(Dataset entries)
==========

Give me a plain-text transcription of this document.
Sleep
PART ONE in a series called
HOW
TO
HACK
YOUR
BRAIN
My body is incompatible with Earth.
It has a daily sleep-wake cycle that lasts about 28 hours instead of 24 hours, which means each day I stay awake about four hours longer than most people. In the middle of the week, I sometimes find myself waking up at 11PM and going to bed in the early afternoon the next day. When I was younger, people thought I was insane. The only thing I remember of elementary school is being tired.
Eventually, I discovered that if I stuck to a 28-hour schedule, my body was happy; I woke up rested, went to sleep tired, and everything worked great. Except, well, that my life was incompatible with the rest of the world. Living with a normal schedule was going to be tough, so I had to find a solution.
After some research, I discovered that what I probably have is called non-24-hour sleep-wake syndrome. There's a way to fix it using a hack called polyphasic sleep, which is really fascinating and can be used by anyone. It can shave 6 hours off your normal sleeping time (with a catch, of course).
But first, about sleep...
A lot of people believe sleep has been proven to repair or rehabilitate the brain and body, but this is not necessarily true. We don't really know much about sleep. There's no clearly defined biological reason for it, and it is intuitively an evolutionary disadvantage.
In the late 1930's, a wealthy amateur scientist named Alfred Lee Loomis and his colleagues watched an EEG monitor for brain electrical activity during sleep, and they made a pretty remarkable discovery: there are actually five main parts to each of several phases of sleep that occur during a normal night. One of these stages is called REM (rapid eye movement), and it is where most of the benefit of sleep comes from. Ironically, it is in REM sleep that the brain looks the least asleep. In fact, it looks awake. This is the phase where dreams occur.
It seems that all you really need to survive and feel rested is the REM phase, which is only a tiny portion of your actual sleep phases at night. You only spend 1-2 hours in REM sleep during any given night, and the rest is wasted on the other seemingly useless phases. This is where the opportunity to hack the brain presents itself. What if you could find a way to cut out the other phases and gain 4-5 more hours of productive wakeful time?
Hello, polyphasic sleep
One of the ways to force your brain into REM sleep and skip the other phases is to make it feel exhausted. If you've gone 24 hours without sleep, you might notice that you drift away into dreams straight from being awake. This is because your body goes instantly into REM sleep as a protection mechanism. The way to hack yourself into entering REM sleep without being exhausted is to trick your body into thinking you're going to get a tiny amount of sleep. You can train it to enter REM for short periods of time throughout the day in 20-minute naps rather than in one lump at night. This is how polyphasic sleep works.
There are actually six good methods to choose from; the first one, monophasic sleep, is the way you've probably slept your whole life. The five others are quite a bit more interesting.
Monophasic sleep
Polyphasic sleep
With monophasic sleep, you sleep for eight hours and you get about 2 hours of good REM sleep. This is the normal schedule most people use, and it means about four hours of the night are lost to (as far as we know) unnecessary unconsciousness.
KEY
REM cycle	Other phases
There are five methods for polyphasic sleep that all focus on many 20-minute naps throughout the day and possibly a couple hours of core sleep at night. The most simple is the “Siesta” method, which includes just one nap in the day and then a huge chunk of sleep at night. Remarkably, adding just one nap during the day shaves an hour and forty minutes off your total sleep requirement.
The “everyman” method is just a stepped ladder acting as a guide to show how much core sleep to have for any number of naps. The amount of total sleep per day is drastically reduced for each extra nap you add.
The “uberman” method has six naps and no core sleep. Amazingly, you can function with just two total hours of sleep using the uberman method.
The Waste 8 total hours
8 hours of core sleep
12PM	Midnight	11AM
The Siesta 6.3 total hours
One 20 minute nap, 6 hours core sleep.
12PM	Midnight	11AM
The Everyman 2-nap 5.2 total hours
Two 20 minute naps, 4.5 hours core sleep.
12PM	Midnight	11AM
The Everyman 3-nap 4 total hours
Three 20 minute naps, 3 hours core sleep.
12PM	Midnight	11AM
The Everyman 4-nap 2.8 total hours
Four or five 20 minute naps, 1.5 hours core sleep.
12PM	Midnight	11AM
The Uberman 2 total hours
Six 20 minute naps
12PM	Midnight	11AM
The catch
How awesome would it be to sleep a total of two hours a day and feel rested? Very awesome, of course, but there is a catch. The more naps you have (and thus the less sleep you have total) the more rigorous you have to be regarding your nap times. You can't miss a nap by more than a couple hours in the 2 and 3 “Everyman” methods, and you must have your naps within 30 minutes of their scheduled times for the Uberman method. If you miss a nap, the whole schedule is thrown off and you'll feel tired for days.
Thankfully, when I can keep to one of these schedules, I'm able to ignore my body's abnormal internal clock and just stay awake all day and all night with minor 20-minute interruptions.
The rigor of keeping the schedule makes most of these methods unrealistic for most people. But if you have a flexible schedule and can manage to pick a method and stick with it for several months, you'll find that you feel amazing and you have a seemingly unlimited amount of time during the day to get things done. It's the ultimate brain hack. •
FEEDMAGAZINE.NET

==========

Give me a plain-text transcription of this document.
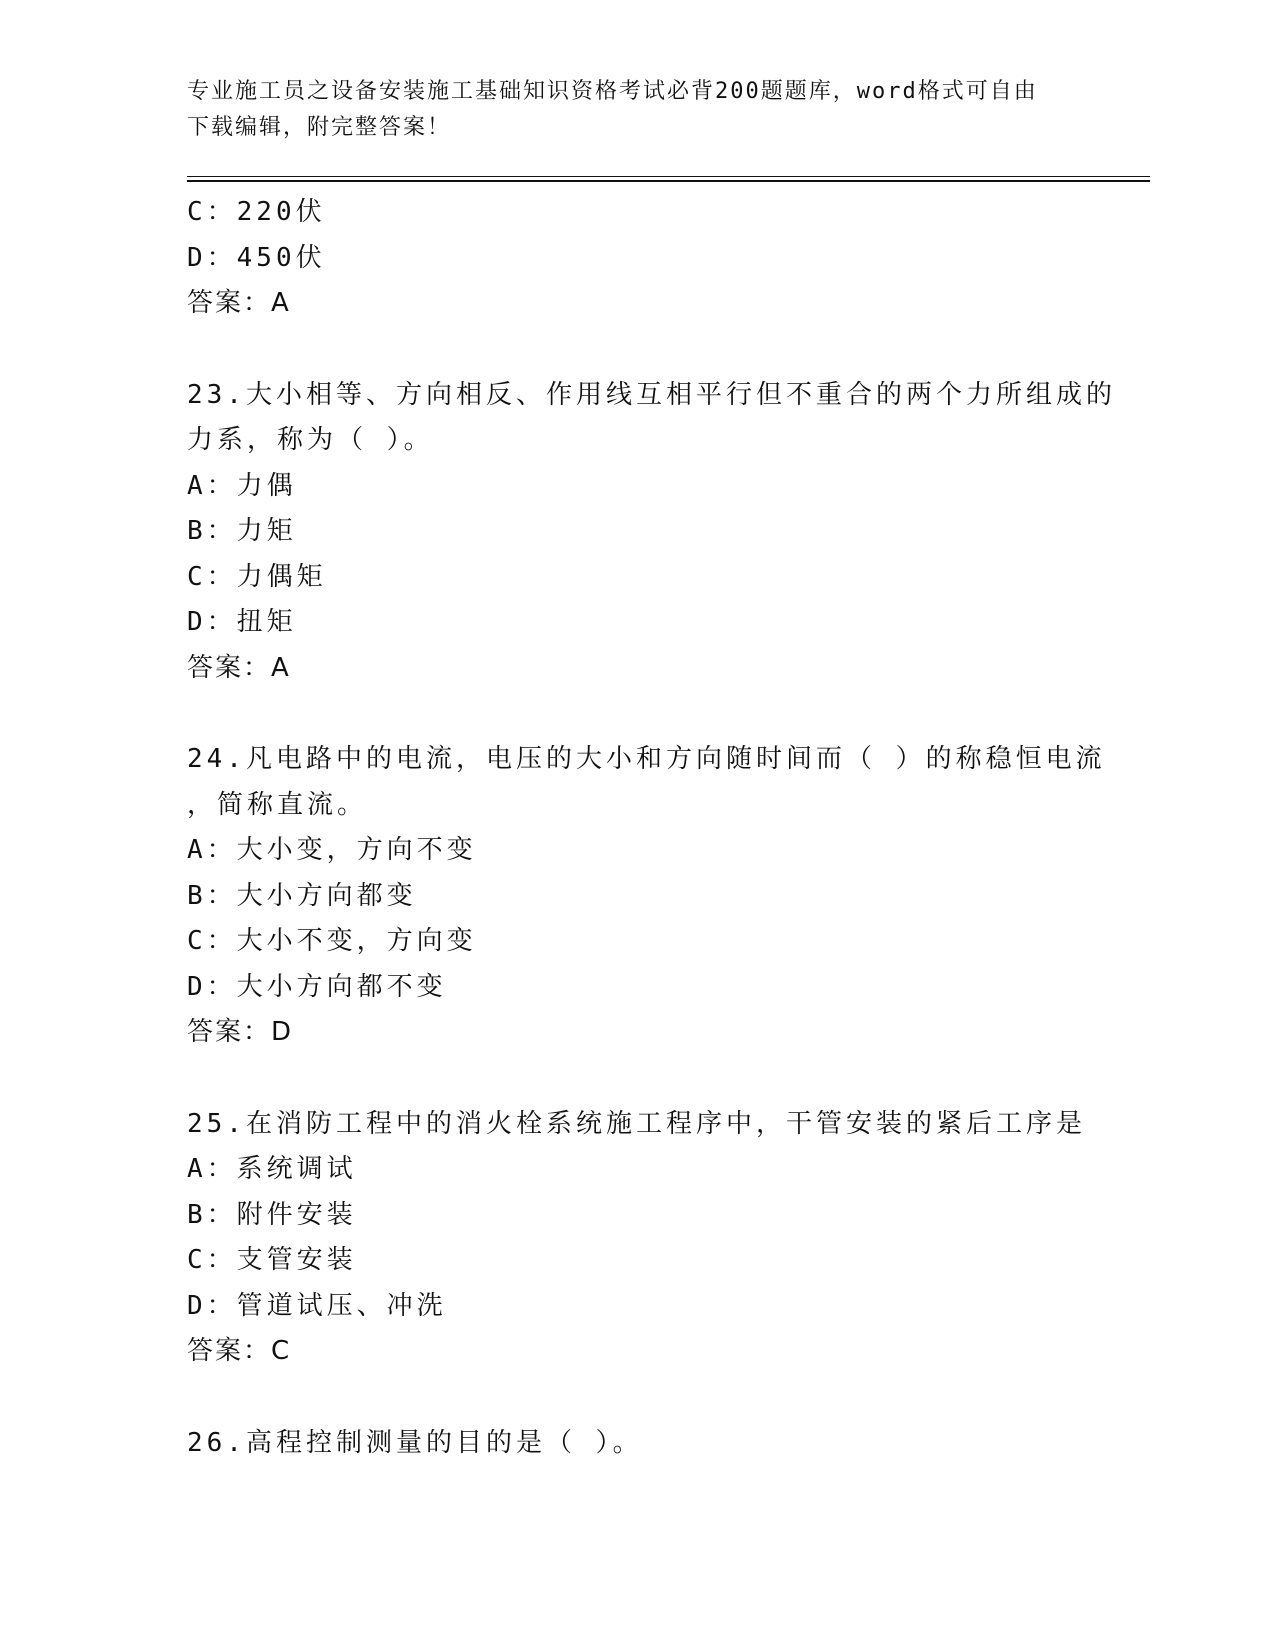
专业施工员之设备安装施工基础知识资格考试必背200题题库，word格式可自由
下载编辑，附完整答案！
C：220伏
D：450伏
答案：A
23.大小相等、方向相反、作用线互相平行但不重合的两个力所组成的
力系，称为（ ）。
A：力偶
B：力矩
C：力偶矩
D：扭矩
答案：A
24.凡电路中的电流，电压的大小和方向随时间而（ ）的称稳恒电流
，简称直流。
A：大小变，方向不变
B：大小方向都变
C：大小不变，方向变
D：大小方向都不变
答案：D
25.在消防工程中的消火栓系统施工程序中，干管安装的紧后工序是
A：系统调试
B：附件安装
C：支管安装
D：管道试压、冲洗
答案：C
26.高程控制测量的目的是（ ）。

==========

▶ **REQUIRED WORK**
State how many lines of the listing above include the word "couple". Give nothing but the number.

▶ **FINISHED EXERCISE**
2